──────── Data to process
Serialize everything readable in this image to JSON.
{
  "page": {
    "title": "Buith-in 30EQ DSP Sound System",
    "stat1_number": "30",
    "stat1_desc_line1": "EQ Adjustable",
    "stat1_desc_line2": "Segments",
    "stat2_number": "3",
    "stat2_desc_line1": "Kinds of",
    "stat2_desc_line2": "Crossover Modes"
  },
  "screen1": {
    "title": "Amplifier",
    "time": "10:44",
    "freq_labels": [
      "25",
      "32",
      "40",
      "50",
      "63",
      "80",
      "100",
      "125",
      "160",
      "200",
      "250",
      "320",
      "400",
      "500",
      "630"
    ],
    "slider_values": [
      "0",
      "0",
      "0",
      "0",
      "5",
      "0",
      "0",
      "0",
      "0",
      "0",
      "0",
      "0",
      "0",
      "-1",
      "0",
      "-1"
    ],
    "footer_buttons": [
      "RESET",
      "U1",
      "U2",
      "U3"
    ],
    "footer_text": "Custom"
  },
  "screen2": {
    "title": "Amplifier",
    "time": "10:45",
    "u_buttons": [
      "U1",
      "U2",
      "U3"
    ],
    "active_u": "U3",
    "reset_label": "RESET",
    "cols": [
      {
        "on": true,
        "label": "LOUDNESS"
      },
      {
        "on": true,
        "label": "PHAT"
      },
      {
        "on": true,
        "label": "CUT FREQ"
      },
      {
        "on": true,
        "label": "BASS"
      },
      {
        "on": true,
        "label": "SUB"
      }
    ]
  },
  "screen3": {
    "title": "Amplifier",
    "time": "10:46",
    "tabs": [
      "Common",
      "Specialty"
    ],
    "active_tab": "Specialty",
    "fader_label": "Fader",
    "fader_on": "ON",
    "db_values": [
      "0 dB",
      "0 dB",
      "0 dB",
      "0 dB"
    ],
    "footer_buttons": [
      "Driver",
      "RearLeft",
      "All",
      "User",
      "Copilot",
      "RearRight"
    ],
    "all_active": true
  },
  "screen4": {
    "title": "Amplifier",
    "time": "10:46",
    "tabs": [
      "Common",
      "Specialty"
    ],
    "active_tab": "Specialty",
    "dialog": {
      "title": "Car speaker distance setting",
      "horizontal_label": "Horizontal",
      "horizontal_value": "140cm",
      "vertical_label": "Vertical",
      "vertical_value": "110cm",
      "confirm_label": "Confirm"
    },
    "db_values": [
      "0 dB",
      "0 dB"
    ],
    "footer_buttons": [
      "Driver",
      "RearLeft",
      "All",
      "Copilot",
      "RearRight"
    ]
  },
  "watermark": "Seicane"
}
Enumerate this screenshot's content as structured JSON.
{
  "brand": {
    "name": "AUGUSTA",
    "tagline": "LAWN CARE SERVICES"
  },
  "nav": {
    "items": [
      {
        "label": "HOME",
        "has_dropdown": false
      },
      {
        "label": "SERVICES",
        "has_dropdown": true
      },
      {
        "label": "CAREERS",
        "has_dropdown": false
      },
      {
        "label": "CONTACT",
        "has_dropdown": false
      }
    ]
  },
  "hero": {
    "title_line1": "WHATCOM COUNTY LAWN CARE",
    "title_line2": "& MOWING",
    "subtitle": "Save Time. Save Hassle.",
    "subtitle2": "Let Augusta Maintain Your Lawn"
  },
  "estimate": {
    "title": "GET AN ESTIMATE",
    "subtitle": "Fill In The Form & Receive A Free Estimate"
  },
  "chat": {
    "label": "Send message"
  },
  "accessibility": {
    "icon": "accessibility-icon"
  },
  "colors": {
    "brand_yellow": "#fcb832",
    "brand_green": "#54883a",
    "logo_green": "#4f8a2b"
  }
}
────────────────
§ Exercise prompt:
Print out every record again, exactly and in full.

§ Written response:
Serialize everything readable in this image to JSON.
{
  "page": {
    "title": "Buith-in 30EQ DSP Sound System",
    "stat1_number": "30",
    "stat1_desc_line1": "EQ Adjustable",
    "stat1_desc_line2": "Segments",
    "stat2_number": "3",
    "stat2_desc_line1": "Kinds of",
    "stat2_desc_line2": "Crossover Modes"
  },
  "screen1": {
    "title": "Amplifier",
    "time": "10:44",
    "freq_labels": [
      "25",
      "32",
      "40",
      "50",
      "63",
      "80",
      "100",
      "125",
      "160",
      "200",
      "250",
      "320",
      "400",
      "500",
      "630"
    ],
    "slider_values": [
      "0",
      "0",
      "0",
      "0",
      "5",
      "0",
      "0",
      "0",
      "0",
      "0",
      "0",
      "0",
      "0",
      "-1",
      "0",
      "-1"
    ],
    "footer_buttons": [
      "RESET",
      "U1",
      "U2",
      "U3"
    ],
    "footer_text": "Custom"
  },
  "screen2": {
    "title": "Amplifier",
    "time": "10:45",
    "u_buttons": [
      "U1",
      "U2",
      "U3"
    ],
    "active_u": "U3",
    "reset_label": "RESET",
    "cols": [
      {
        "on": true,
        "label": "LOUDNESS"
      },
      {
        "on": true,
        "label": "PHAT"
      },
      {
        "on": true,
        "label": "CUT FREQ"
      },
      {
        "on": true,
        "label": "BASS"
      },
      {
        "on": true,
        "label": "SUB"
      }
    ]
  },
  "screen3": {
    "title": "Amplifier",
    "time": "10:46",
    "tabs": [
      "Common",
      "Specialty"
    ],
    "active_tab": "Specialty",
    "fader_label": "Fader",
    "fader_on": "ON",
    "db_values": [
      "0 dB",
      "0 dB",
      "0 dB",
      "0 dB"
    ],
    "footer_buttons": [
      "Driver",
      "RearLeft",
      "All",
      "User",
      "Copilot",
      "RearRight"
    ],
    "all_active": true
  },
  "screen4": {
    "title": "Amplifier",
    "time": "10:46",
    "tabs": [
      "Common",
      "Specialty"
    ],
    "active_tab": "Specialty",
    "dialog": {
      "title": "Car speaker distance setting",
      "horizontal_label": "Horizontal",
      "horizontal_value": "140cm",
      "vertical_label": "Vertical",
      "vertical_value": "110cm",
      "confirm_label": "Confirm"
    },
    "db_values": [
      "0 dB",
      "0 dB"
    ],
    "footer_buttons": [
      "Driver",
      "RearLeft",
      "All",
      "Copilot",
      "RearRight"
    ]
  },
  "watermark": "Seicane"
}
Enumerate this screenshot's content as structured JSON.
{
  "brand": {
    "name": "AUGUSTA",
    "tagline": "LAWN CARE SERVICES"
  },
  "nav": {
    "items": [
      {
        "label": "HOME",
        "has_dropdown": false
      },
      {
        "label": "SERVICES",
        "has_dropdown": true
      },
      {
        "label": "CAREERS",
        "has_dropdown": false
      },
      {
        "label": "CONTACT",
        "has_dropdown": false
      }
    ]
  },
  "hero": {
    "title_line1": "WHATCOM COUNTY LAWN CARE",
    "title_line2": "& MOWING",
    "subtitle": "Save Time. Save Hassle.",
    "subtitle2": "Let Augusta Maintain Your Lawn"
  },
  "estimate": {
    "title": "GET AN ESTIMATE",
    "subtitle": "Fill In The Form & Receive A Free Estimate"
  },
  "chat": {
    "label": "Send message"
  },
  "accessibility": {
    "icon": "accessibility-icon"
  },
  "colors": {
    "brand_yellow": "#fcb832",
    "brand_green": "#54883a",
    "logo_green": "#4f8a2b"
  }
}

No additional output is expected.